Set task. Pick out each line containing the string "表示同一个集合".

Record list.

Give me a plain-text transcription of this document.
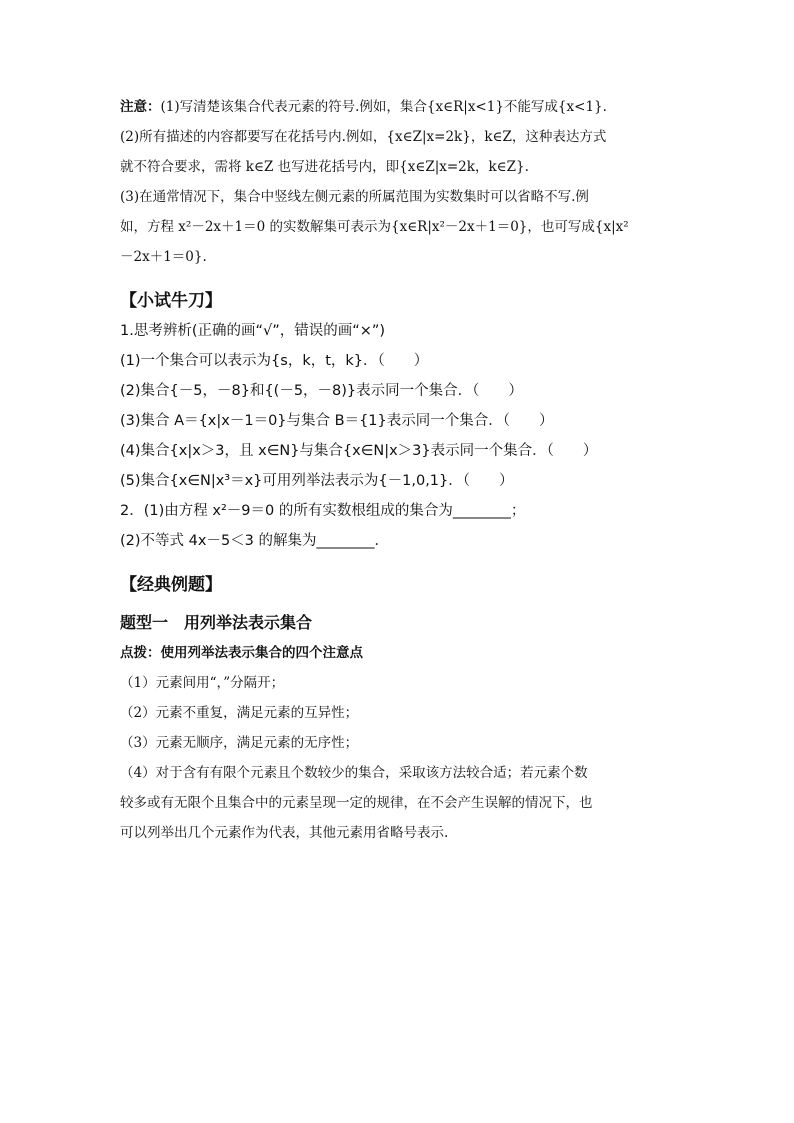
注意：(1)写清楚该集合代表元素的符号.例如，集合{x∈R|x<1}不能写成{x<1}.

(2)所有描述的内容都要写在花括号内.例如，{x∈Z|x=2k}，k∈Z，这种表达方式

就不符合要求，需将 k∈Z 也写进花括号内，即{x∈Z|x=2k，k∈Z}.

(3)在通常情况下，集合中竖线左侧元素的所属范围为实数集时可以省略不写.例

如，方程 x²－2x＋1＝0 的实数解集可表示为{x∈R|x²－2x＋1＝0}，也可写成{x|x²

－2x＋1＝0}.

【小试牛刀】

1.思考辨析(正确的画“√”，错误的画“×”)

(1)一个集合可以表示为{s，k，t，k}．（　　）

(2)集合{－5，－8}和{(－5，－8)}表示同一个集合．（　　）

(3)集合 A＝{x|x－1＝0}与集合 B＝{1}表示同一个集合．（　　）

(4)集合{x|x＞3，且 x∈N}与集合{x∈N|x＞3}表示同一个集合．（　　）

(5)集合{x∈N|x³＝x}可用列举法表示为{－1,0,1}．（　　）

2．(1)由方程 x²－9＝0 的所有实数根组成的集合为________；

(2)不等式 4x－5＜3 的解集为________．

【经典例题】

题型一　用列举法表示集合

点拨：使用列举法表示集合的四个注意点

（1）元素间用“，”分隔开；

（2）元素不重复，满足元素的互异性；

（3）元素无顺序，满足元素的无序性；

（4）对于含有有限个元素且个数较少的集合，采取该方法较合适；若元素个数

较多或有无限个且集合中的元素呈现一定的规律，在不会产生误解的情况下，也

可以列举出几个元素作为代表，其他元素用省略号表示.
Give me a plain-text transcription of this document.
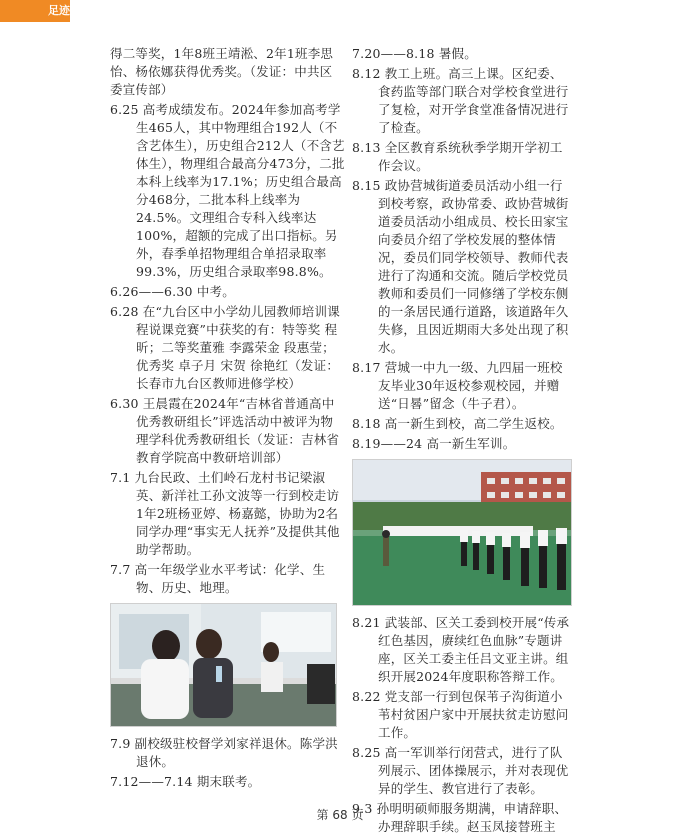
足迹 ZUJI

得二等奖，1年8班王靖淞、2年1班李思怡、杨依娜获得优秀奖。（发证：中共区委宣传部）

6.25 高考成绩发布。2024年参加高考学生465人，其中物理组合192人（不含艺体生），历史组合212人（不含艺体生），物理组合最高分473分，二批本科上线率为17.1%；历史组合最高分468分，二批本科上线率为24.5%。文理组合专科入线率达100%，超额的完成了出口指标。另外，春季单招物理组合单招录取率99.3%，历史组合录取率98.8%。

6.26——6.30 中考。

6.28 在“九台区中小学幼儿园教师培训课程说课竞赛”中获奖的有：特等奖 程昕；二等奖董雅 李露荣金 段惠莹；优秀奖 卓子月 宋贺 徐艳红（发证：长春市九台区教师进修学校）

6.30 王晨霞在2024年“吉林省普通高中优秀教研组长”评选活动中被评为物理学科优秀教研组长（发证：吉林省教育学院高中教研培训部）

7.1 九台民政、土们岭石龙村书记梁淑英、新洋社工孙文波等一行到校走访1年2班杨亚婷、杨嘉懿，协助为2名同学办理“事实无人抚养”及提供其他助学帮助。

7.7 高一年级学业水平考试：化学、生物、历史、地理。

7.9 副校级驻校督学刘家祥退休。陈学洪退休。

7.12——7.14 期末联考。

7.20——8.18 暑假。

8.12 教工上班。高三上课。区纪委、食药监等部门联合对学校食堂进行了复检，对开学食堂准备情况进行了检查。

8.13 全区教育系统秋季学期开学初工作会议。

8.15 政协营城街道委员活动小组一行到校考察，政协常委、政协营城街道委员活动小组成员、校长田家宝向委员介绍了学校发展的整体情况，委员们同学校领导、教师代表进行了沟通和交流。随后学校党员教师和委员们一同修缮了学校东侧的一条居民通行道路，该道路年久失修，且因近期雨大多处出现了积水。

8.17 营城一中九一级、九四届一班校友毕业30年返校参观校园，并赠送“日晷”留念（牛子君）。

8.18 高一新生到校，高二学生返校。

8.19——24 高一新生军训。

8.21 武装部、区关工委到校开展“传承红色基因，赓续红色血脉”专题讲座，区关工委主任吕文亚主讲。组织开展2024年度职称答辩工作。

8.22 党支部一行到包保苇子沟街道小苇村贫困户家中开展扶贫走访慰问工作。

8.25 高一军训举行闭营式，进行了队列展示、团体操展示，并对表现优异的学生、教官进行了表彰。

9.3 孙明明硕师服务期满，申请辞职、办理辞职手续。赵玉凤接替班主

第 68 页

Full response.
(2)集合{－5，－8}和{(－5，－8)}表示同一个集合．（　　）
(3)集合 A＝{x|x－1＝0}与集合 B＝{1}表示同一个集合．（　　）
(4)集合{x|x＞3，且 x∈N}与集合{x∈N|x＞3}表示同一个集合．（　　）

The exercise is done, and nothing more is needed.